» **PROBLEM DESCRIPTION**
All of the material below is to be repeated exactly.

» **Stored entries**
----

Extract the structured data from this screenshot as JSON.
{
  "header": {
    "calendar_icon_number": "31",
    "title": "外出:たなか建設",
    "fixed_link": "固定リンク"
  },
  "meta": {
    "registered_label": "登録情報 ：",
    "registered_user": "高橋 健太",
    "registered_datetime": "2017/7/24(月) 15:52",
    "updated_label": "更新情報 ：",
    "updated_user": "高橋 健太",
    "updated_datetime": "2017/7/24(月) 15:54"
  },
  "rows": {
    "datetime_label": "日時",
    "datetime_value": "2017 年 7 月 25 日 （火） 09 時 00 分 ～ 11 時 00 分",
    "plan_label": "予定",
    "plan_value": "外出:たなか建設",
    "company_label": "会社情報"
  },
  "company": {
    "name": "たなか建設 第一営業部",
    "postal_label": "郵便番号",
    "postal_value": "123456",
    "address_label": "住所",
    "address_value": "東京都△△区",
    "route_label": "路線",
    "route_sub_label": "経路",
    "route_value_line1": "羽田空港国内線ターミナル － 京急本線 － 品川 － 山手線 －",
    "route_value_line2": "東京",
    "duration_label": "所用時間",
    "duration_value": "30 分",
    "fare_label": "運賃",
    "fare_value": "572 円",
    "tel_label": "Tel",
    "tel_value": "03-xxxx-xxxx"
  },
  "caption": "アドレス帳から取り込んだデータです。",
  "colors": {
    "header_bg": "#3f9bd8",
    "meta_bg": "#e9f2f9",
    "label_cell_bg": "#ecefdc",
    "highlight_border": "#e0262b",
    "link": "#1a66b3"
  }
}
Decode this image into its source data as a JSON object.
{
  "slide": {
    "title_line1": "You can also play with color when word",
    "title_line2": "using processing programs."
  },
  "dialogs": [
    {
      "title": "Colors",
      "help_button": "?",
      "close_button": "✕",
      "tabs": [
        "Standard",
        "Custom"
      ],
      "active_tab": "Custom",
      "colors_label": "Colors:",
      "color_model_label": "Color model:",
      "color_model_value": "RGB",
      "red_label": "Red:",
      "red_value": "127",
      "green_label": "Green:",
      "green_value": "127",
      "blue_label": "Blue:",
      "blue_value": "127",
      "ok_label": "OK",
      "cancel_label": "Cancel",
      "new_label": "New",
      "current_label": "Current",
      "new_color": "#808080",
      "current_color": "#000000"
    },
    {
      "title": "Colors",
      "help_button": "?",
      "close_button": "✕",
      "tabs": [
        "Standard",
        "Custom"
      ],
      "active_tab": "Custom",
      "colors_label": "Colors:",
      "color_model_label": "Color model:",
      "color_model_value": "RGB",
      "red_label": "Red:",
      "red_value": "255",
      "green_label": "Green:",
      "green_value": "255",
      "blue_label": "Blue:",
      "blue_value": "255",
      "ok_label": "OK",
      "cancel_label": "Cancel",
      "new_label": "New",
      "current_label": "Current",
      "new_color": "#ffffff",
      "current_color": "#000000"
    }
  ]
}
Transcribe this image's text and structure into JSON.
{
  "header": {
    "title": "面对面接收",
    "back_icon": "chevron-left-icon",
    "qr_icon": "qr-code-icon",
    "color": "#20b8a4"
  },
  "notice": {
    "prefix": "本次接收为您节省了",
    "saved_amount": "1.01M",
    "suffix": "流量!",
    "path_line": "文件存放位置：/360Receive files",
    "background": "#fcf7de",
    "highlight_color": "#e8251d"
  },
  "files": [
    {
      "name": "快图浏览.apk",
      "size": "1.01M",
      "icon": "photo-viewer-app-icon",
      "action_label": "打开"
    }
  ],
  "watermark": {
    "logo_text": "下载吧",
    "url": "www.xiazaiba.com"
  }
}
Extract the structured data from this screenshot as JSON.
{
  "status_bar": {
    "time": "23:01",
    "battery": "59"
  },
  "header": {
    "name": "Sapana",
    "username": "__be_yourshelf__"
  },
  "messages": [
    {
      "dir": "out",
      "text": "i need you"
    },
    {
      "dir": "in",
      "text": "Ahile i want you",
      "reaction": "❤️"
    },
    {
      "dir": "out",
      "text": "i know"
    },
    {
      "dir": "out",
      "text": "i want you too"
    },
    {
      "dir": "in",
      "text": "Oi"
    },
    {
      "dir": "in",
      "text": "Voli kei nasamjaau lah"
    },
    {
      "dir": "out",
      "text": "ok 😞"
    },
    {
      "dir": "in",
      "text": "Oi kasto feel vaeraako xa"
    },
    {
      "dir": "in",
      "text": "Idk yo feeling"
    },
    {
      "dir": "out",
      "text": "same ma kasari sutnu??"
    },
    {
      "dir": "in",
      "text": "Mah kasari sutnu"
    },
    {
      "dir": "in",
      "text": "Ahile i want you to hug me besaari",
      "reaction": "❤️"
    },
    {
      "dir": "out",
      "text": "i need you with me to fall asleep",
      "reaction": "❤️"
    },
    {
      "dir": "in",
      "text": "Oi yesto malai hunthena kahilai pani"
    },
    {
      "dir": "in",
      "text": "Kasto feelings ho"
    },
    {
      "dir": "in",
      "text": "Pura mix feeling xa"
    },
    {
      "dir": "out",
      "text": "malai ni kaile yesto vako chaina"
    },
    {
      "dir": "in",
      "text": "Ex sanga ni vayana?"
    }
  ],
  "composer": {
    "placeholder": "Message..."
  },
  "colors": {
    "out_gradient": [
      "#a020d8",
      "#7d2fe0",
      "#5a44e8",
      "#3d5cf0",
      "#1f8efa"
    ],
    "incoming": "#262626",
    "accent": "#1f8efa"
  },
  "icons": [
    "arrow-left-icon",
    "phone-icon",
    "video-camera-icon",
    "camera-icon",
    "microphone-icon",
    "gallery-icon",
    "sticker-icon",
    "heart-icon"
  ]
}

----

» **TASK ANSWER**
Extract the structured data from this screenshot as JSON.
{
  "header": {
    "calendar_icon_number": "31",
    "title": "外出:たなか建設",
    "fixed_link": "固定リンク"
  },
  "meta": {
    "registered_label": "登録情報 ：",
    "registered_user": "高橋 健太",
    "registered_datetime": "2017/7/24(月) 15:52",
    "updated_label": "更新情報 ：",
    "updated_user": "高橋 健太",
    "updated_datetime": "2017/7/24(月) 15:54"
  },
  "rows": {
    "datetime_label": "日時",
    "datetime_value": "2017 年 7 月 25 日 （火） 09 時 00 分 ～ 11 時 00 分",
    "plan_label": "予定",
    "plan_value": "外出:たなか建設",
    "company_label": "会社情報"
  },
  "company": {
    "name": "たなか建設 第一営業部",
    "postal_label": "郵便番号",
    "postal_value": "123456",
    "address_label": "住所",
    "address_value": "東京都△△区",
    "route_label": "路線",
    "route_sub_label": "経路",
    "route_value_line1": "羽田空港国内線ターミナル － 京急本線 － 品川 － 山手線 －",
    "route_value_line2": "東京",
    "duration_label": "所用時間",
    "duration_value": "30 分",
    "fare_label": "運賃",
    "fare_value": "572 円",
    "tel_label": "Tel",
    "tel_value": "03-xxxx-xxxx"
  },
  "caption": "アドレス帳から取り込んだデータです。",
  "colors": {
    "header_bg": "#3f9bd8",
    "meta_bg": "#e9f2f9",
    "label_cell_bg": "#ecefdc",
    "highlight_border": "#e0262b",
    "link": "#1a66b3"
  }
}
Decode this image into its source data as a JSON object.
{
  "slide": {
    "title_line1": "You can also play with color when word",
    "title_line2": "using processing programs."
  },
  "dialogs": [
    {
      "title": "Colors",
      "help_button": "?",
      "close_button": "✕",
      "tabs": [
        "Standard",
        "Custom"
      ],
      "active_tab": "Custom",
      "colors_label": "Colors:",
      "color_model_label": "Color model:",
      "color_model_value": "RGB",
      "red_label": "Red:",
      "red_value": "127",
      "green_label": "Green:",
      "green_value": "127",
      "blue_label": "Blue:",
      "blue_value": "127",
      "ok_label": "OK",
      "cancel_label": "Cancel",
      "new_label": "New",
      "current_label": "Current",
      "new_color": "#808080",
      "current_color": "#000000"
    },
    {
      "title": "Colors",
      "help_button": "?",
      "close_button": "✕",
      "tabs": [
        "Standard",
        "Custom"
      ],
      "active_tab": "Custom",
      "colors_label": "Colors:",
      "color_model_label": "Color model:",
      "color_model_value": "RGB",
      "red_label": "Red:",
      "red_value": "255",
      "green_label": "Green:",
      "green_value": "255",
      "blue_label": "Blue:",
      "blue_value": "255",
      "ok_label": "OK",
      "cancel_label": "Cancel",
      "new_label": "New",
      "current_label": "Current",
      "new_color": "#ffffff",
      "current_color": "#000000"
    }
  ]
}
Transcribe this image's text and structure into JSON.
{
  "header": {
    "title": "面对面接收",
    "back_icon": "chevron-left-icon",
    "qr_icon": "qr-code-icon",
    "color": "#20b8a4"
  },
  "notice": {
    "prefix": "本次接收为您节省了",
    "saved_amount": "1.01M",
    "suffix": "流量!",
    "path_line": "文件存放位置：/360Receive files",
    "background": "#fcf7de",
    "highlight_color": "#e8251d"
  },
  "files": [
    {
      "name": "快图浏览.apk",
      "size": "1.01M",
      "icon": "photo-viewer-app-icon",
      "action_label": "打开"
    }
  ],
  "watermark": {
    "logo_text": "下载吧",
    "url": "www.xiazaiba.com"
  }
}
Extract the structured data from this screenshot as JSON.
{
  "status_bar": {
    "time": "23:01",
    "battery": "59"
  },
  "header": {
    "name": "Sapana",
    "username": "__be_yourshelf__"
  },
  "messages": [
    {
      "dir": "out",
      "text": "i need you"
    },
    {
      "dir": "in",
      "text": "Ahile i want you",
      "reaction": "❤️"
    },
    {
      "dir": "out",
      "text": "i know"
    },
    {
      "dir": "out",
      "text": "i want you too"
    },
    {
      "dir": "in",
      "text": "Oi"
    },
    {
      "dir": "in",
      "text": "Voli kei nasamjaau lah"
    },
    {
      "dir": "out",
      "text": "ok 😞"
    },
    {
      "dir": "in",
      "text": "Oi kasto feel vaeraako xa"
    },
    {
      "dir": "in",
      "text": "Idk yo feeling"
    },
    {
      "dir": "out",
      "text": "same ma kasari sutnu??"
    },
    {
      "dir": "in",
      "text": "Mah kasari sutnu"
    },
    {
      "dir": "in",
      "text": "Ahile i want you to hug me besaari",
      "reaction": "❤️"
    },
    {
      "dir": "out",
      "text": "i need you with me to fall asleep",
      "reaction": "❤️"
    },
    {
      "dir": "in",
      "text": "Oi yesto malai hunthena kahilai pani"
    },
    {
      "dir": "in",
      "text": "Kasto feelings ho"
    },
    {
      "dir": "in",
      "text": "Pura mix feeling xa"
    },
    {
      "dir": "out",
      "text": "malai ni kaile yesto vako chaina"
    },
    {
      "dir": "in",
      "text": "Ex sanga ni vayana?"
    }
  ],
  "composer": {
    "placeholder": "Message..."
  },
  "colors": {
    "out_gradient": [
      "#a020d8",
      "#7d2fe0",
      "#5a44e8",
      "#3d5cf0",
      "#1f8efa"
    ],
    "incoming": "#262626",
    "accent": "#1f8efa"
  },
  "icons": [
    "arrow-left-icon",
    "phone-icon",
    "video-camera-icon",
    "camera-icon",
    "microphone-icon",
    "gallery-icon",
    "sticker-icon",
    "heart-icon"
  ]
}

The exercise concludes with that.